**GOAL A**: Reproduce the rows verbatim, starting at the line with "- Polygon shape: [418, 340, 457, 373]" and ending with the line containing "224, 562, 238]", with both of those lines included.

• • • • •

But I'm running terragrunt plan-all -out=plan --terragrunt-non-interactive and then terragrunt apply-all plan --terragrunt-non-interactive, so 'plan' is the file name in every folder, and I can't specify the full path for plan. Is there a solution for terragrunt apply-all scenario?

This is actually an antipattern and is not recommended. There are various scenarios where this doesn't work and you can easily shoot yourself in the foot. To understand this, consider the following scenario:

Suppose you had two modules: vpc and app. The vpc module provisions a VPC, while the app module provisions an EC2 instance and takes as input the VPC to deploy into. The app module relies on the outputs of the vpc module.

It is obvious why the plan-all => apply-all setup doesn't work in the initial state, when you have nothing deployed. You can't get a valid plan for the app module because the VPC doesn't exist.

What about after everything has been deployed and you are making changes? Suppose that you are now adding a new subnet to the VPC and want to observe how that will affect things. If you do a plan-all after the code has been modified, you will see the plan for the VPC being modified. However, you will not see any changes in the app module even if you depend on an output that will change. This is because the output doesn't change until the VPC changes are applied. So the plan is being made based on the previous state of the vpc module.

• • • • •

**GOAL B**: Rewrite the terragrunt excerpt from "Suppose you had" up to and including "outputs of the vpc module.", substituting "ECS service" for "EC2 instance".

Spatial layout data
• • • • •

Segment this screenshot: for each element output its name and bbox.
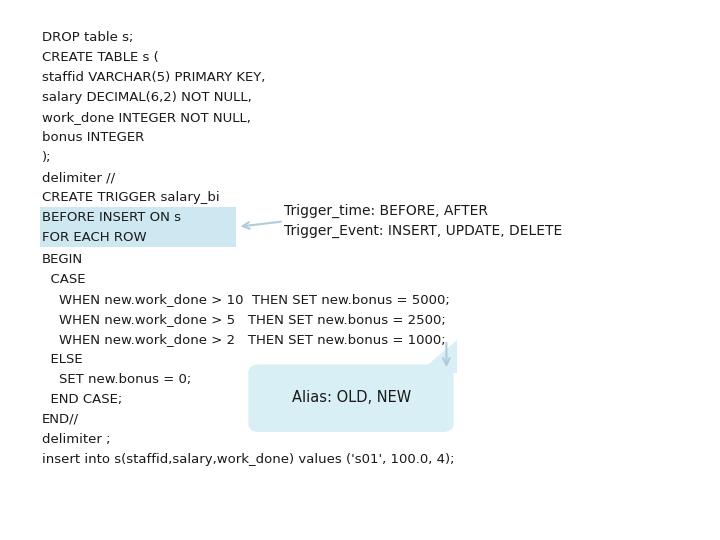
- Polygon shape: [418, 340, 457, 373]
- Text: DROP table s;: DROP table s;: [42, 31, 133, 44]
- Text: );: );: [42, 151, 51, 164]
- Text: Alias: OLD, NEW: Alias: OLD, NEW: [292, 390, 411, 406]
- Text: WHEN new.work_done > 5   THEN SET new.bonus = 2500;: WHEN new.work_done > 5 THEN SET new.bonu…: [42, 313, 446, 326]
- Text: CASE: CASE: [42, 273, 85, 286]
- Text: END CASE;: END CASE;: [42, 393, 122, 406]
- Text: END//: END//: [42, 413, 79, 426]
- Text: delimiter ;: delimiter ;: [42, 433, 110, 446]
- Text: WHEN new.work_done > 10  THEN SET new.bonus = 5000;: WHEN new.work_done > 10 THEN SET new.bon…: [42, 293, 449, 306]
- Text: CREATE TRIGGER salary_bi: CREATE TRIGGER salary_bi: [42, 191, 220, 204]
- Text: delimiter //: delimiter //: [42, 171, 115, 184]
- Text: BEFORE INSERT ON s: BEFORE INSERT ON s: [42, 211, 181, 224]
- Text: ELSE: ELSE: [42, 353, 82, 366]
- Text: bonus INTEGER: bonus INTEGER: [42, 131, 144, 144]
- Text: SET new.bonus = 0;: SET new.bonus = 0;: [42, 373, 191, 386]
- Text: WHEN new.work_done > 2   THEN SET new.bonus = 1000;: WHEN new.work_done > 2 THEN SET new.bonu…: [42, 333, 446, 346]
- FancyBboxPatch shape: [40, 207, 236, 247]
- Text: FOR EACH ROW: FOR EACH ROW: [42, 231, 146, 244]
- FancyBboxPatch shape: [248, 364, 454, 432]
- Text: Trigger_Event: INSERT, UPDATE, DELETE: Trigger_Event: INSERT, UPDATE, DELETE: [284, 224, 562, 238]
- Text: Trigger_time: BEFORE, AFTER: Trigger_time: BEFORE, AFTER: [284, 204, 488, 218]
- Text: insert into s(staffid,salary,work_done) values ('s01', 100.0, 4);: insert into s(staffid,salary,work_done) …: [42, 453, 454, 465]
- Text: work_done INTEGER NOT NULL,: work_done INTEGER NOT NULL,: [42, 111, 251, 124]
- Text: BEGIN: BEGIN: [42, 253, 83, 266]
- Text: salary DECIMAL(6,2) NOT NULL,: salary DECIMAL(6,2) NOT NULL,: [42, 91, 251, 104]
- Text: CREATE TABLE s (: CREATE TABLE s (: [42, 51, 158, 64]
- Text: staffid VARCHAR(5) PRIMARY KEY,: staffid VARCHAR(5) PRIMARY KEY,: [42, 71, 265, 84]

• • • • •

**CORRECT ANSWER A**:
- Polygon shape: [418, 340, 457, 373]
- Text: DROP table s;: DROP table s;: [42, 31, 133, 44]
- Text: );: );: [42, 151, 51, 164]
- Text: Alias: OLD, NEW: Alias: OLD, NEW: [292, 390, 411, 406]
- Text: WHEN new.work_done > 5   THEN SET new.bonus = 2500;: WHEN new.work_done > 5 THEN SET new.bonu…: [42, 313, 446, 326]
- Text: CASE: CASE: [42, 273, 85, 286]
- Text: END CASE;: END CASE;: [42, 393, 122, 406]
- Text: END//: END//: [42, 413, 79, 426]
- Text: delimiter ;: delimiter ;: [42, 433, 110, 446]
- Text: WHEN new.work_done > 10  THEN SET new.bonus = 5000;: WHEN new.work_done > 10 THEN SET new.bon…: [42, 293, 449, 306]
- Text: CREATE TRIGGER salary_bi: CREATE TRIGGER salary_bi: [42, 191, 220, 204]
- Text: delimiter //: delimiter //: [42, 171, 115, 184]
- Text: BEFORE INSERT ON s: BEFORE INSERT ON s: [42, 211, 181, 224]
- Text: ELSE: ELSE: [42, 353, 82, 366]
- Text: bonus INTEGER: bonus INTEGER: [42, 131, 144, 144]
- Text: SET new.bonus = 0;: SET new.bonus = 0;: [42, 373, 191, 386]
- Text: WHEN new.work_done > 2   THEN SET new.bonus = 1000;: WHEN new.work_done > 2 THEN SET new.bonu…: [42, 333, 446, 346]
- FancyBboxPatch shape: [40, 207, 236, 247]
- Text: FOR EACH ROW: FOR EACH ROW: [42, 231, 146, 244]
- FancyBboxPatch shape: [248, 364, 454, 432]
- Text: Trigger_Event: INSERT, UPDATE, DELETE: Trigger_Event: INSERT, UPDATE, DELETE: [284, 224, 562, 238]

**CORRECT ANSWER B**:
Suppose you had two modules: vpc and app. The vpc module provisions a VPC, while the app module provisions an ECS service and takes as input the VPC to deploy into. The app module relies on the outputs of the vpc module.